** Start SUPPLIED INFORMATION **

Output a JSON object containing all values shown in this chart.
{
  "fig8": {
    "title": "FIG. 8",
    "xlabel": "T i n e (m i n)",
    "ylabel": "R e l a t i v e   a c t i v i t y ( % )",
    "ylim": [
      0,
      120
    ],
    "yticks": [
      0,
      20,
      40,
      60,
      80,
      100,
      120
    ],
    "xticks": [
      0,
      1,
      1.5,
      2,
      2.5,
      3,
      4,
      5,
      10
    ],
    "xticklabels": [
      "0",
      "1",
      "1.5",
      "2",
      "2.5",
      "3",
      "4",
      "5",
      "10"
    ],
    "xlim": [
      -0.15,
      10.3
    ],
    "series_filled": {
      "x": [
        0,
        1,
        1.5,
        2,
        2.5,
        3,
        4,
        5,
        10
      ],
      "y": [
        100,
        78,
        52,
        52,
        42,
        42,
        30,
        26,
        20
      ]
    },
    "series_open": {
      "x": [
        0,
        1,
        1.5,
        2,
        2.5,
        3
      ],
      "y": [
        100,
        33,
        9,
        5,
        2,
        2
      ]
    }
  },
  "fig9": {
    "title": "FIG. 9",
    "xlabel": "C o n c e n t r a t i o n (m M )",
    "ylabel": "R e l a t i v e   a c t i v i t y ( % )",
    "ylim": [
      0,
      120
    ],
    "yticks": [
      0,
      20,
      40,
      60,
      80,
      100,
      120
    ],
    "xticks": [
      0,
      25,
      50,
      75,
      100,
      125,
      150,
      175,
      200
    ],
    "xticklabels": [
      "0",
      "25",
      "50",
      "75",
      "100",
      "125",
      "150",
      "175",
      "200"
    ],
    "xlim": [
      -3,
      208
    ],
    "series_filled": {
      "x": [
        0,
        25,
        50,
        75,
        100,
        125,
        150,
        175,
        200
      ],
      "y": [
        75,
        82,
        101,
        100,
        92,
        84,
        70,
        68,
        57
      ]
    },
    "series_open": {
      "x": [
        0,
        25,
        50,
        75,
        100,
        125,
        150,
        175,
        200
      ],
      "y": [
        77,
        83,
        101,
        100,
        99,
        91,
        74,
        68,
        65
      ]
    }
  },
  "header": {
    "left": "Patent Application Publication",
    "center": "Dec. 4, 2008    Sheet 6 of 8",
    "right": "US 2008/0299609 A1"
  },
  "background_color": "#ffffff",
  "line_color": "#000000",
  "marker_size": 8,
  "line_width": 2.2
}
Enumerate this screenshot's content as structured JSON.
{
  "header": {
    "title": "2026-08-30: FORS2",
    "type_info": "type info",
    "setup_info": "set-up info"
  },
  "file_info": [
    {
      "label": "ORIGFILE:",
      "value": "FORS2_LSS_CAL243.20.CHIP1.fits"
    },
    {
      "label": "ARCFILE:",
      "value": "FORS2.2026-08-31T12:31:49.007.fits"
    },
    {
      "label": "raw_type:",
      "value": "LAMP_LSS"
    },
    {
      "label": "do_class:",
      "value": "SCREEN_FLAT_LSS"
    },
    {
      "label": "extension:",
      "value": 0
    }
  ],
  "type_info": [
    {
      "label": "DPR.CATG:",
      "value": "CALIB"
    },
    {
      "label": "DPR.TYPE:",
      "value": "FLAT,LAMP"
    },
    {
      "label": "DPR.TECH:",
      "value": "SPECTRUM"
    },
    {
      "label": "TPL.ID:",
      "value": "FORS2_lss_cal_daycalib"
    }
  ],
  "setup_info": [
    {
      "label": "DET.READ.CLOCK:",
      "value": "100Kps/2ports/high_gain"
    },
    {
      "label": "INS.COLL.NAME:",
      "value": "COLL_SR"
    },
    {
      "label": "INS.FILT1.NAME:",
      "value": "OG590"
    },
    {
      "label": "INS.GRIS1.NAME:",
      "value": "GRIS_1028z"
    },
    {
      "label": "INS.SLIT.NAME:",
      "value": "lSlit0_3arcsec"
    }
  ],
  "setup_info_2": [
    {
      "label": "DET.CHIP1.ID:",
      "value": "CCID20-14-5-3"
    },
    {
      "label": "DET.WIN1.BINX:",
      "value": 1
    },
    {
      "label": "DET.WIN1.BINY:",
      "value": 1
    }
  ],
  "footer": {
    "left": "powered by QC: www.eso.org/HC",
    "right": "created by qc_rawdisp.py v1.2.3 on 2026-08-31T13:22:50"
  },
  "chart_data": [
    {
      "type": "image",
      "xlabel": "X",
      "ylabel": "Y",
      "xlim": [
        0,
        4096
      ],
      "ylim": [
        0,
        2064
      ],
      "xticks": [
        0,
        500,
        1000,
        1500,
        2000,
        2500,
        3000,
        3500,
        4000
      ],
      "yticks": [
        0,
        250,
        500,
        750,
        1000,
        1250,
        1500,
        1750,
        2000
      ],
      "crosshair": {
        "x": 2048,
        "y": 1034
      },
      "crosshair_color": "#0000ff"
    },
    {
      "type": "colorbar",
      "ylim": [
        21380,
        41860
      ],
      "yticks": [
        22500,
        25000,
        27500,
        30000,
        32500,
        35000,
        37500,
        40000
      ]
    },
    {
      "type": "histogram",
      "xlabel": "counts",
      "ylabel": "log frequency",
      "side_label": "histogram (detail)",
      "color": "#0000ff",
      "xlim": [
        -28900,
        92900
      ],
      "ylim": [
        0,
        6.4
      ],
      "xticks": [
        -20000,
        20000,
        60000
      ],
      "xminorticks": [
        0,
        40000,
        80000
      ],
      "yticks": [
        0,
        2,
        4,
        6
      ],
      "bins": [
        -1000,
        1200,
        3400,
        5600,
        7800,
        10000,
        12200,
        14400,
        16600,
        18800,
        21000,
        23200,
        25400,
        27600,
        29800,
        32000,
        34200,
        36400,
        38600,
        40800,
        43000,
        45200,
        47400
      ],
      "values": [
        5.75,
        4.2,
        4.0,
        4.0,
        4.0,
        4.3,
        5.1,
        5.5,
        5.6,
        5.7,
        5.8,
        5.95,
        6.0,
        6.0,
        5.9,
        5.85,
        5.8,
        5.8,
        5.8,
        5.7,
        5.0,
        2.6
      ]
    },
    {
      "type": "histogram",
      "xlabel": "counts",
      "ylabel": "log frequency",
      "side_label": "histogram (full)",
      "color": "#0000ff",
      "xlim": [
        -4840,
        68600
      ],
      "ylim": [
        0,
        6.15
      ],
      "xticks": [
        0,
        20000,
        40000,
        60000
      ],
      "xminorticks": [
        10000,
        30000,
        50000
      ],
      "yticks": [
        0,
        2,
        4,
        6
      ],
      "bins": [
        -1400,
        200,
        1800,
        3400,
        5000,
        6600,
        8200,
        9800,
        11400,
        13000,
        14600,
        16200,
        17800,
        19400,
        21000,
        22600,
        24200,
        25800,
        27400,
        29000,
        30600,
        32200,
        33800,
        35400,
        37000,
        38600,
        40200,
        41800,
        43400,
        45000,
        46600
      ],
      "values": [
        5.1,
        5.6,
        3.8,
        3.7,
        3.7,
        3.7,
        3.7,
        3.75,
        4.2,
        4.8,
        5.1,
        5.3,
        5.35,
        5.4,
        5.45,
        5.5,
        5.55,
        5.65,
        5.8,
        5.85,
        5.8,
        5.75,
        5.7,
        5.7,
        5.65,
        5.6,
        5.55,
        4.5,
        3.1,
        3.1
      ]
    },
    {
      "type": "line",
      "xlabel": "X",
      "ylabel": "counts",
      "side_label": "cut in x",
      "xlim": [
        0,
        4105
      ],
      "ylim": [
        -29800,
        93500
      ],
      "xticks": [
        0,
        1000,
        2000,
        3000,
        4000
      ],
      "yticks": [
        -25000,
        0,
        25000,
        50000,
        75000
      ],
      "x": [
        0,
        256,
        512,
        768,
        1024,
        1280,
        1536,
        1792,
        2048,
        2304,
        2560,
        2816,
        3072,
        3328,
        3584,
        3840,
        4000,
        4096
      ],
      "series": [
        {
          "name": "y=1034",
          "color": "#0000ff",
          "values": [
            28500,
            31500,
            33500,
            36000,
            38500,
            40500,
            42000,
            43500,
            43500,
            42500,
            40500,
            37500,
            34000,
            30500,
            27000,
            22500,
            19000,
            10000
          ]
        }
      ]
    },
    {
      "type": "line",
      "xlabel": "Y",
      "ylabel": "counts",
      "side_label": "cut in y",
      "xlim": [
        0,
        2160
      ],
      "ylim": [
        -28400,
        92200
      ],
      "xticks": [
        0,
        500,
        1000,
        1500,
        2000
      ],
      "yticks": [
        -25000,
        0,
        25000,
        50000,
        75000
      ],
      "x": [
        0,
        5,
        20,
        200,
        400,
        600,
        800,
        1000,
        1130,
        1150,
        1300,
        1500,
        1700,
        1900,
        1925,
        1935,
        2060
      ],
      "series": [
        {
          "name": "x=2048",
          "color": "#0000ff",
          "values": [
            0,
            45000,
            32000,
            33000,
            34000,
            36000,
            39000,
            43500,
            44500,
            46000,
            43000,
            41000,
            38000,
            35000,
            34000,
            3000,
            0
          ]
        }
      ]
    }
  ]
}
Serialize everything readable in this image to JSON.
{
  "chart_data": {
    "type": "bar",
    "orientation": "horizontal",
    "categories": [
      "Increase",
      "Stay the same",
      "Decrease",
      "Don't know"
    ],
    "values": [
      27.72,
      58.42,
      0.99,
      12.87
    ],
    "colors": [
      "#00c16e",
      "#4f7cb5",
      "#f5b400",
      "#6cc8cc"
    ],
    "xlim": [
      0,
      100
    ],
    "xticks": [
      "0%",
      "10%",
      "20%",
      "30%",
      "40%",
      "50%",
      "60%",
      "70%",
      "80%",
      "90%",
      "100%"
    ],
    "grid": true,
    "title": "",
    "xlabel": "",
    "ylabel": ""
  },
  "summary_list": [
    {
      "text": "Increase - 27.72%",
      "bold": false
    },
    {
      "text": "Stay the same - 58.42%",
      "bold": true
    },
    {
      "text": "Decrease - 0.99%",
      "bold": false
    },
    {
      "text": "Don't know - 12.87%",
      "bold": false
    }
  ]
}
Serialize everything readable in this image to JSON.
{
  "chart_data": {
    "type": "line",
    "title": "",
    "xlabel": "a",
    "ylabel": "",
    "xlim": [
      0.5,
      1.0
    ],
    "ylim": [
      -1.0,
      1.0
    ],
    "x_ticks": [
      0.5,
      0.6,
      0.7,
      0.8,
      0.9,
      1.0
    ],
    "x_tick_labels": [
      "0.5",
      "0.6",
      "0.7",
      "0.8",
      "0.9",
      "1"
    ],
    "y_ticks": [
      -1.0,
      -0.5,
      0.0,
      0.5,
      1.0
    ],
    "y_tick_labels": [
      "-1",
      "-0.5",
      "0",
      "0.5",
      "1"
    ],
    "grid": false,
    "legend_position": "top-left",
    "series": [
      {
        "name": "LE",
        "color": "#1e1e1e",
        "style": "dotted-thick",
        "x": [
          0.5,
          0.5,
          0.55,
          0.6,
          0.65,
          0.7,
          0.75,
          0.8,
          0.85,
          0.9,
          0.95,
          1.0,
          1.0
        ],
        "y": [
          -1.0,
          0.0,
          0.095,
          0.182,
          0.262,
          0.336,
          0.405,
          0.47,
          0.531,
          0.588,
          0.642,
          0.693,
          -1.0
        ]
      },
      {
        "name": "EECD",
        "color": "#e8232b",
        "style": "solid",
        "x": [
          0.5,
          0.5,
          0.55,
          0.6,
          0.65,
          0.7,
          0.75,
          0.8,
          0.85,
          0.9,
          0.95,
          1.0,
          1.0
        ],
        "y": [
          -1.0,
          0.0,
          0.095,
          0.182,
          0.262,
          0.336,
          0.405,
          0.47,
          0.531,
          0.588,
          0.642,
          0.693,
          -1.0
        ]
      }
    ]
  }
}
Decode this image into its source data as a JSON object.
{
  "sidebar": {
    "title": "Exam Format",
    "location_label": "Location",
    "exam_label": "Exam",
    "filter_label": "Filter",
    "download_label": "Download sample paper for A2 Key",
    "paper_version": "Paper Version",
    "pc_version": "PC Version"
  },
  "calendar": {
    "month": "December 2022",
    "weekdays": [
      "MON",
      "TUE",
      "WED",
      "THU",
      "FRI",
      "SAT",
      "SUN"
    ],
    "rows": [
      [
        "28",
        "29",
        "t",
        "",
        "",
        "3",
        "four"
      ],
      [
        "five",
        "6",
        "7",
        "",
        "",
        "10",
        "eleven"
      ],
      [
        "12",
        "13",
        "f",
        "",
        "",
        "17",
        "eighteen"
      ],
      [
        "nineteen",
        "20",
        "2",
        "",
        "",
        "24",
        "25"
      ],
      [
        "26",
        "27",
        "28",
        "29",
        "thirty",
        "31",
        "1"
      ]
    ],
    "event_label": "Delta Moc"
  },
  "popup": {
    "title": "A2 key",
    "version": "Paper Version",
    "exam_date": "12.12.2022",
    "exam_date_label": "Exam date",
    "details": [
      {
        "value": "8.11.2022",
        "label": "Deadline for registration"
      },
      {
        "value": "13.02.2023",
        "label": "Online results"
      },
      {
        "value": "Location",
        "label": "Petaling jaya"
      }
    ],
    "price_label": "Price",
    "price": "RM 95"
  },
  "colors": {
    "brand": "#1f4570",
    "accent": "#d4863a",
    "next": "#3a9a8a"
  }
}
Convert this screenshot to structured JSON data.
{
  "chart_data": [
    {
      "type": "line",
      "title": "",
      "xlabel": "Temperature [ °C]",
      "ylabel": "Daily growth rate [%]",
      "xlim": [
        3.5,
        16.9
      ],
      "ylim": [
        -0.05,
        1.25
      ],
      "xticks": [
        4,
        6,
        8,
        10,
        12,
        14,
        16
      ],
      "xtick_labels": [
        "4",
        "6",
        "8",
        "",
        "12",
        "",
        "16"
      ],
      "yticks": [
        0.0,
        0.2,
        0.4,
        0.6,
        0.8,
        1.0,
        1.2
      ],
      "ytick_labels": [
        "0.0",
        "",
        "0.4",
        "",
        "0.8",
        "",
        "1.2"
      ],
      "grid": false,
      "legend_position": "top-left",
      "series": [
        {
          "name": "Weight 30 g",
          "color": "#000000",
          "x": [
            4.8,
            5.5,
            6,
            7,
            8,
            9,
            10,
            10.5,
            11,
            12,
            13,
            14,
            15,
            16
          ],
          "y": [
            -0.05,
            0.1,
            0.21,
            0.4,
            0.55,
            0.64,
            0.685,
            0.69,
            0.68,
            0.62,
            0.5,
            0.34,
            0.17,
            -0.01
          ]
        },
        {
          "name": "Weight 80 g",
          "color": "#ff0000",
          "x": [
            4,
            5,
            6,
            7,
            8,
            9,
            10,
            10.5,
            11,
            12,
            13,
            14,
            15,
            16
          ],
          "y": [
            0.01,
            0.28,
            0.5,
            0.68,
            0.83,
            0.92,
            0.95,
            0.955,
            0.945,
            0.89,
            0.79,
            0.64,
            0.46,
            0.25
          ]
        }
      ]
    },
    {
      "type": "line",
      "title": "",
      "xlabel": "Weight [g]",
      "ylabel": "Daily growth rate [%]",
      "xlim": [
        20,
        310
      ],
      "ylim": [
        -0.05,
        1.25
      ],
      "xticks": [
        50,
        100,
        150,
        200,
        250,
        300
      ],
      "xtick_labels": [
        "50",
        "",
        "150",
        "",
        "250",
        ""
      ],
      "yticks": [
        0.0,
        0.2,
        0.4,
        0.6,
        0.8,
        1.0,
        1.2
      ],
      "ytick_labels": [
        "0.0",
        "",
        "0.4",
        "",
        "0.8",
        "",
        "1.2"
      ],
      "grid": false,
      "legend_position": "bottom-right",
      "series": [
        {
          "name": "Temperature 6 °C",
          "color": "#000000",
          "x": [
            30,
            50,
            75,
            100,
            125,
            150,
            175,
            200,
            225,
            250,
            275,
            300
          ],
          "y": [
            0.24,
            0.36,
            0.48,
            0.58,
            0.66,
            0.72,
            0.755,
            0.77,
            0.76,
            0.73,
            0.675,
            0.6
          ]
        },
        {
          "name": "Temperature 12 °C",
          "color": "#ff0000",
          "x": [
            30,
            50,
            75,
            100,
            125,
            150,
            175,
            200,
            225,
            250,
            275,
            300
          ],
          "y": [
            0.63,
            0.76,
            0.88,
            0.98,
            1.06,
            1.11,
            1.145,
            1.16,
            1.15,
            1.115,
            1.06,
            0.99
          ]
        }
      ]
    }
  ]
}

** End SUPPLIED INFORMATION **

[THE REQUEST]
Check each line above for the string "Version" and show the ones that have it.

[RESPONSE TO THE EXERCISE]
    "paper_version": "Paper Version",
    "pc_version": "PC Version"
    "version": "Paper Version",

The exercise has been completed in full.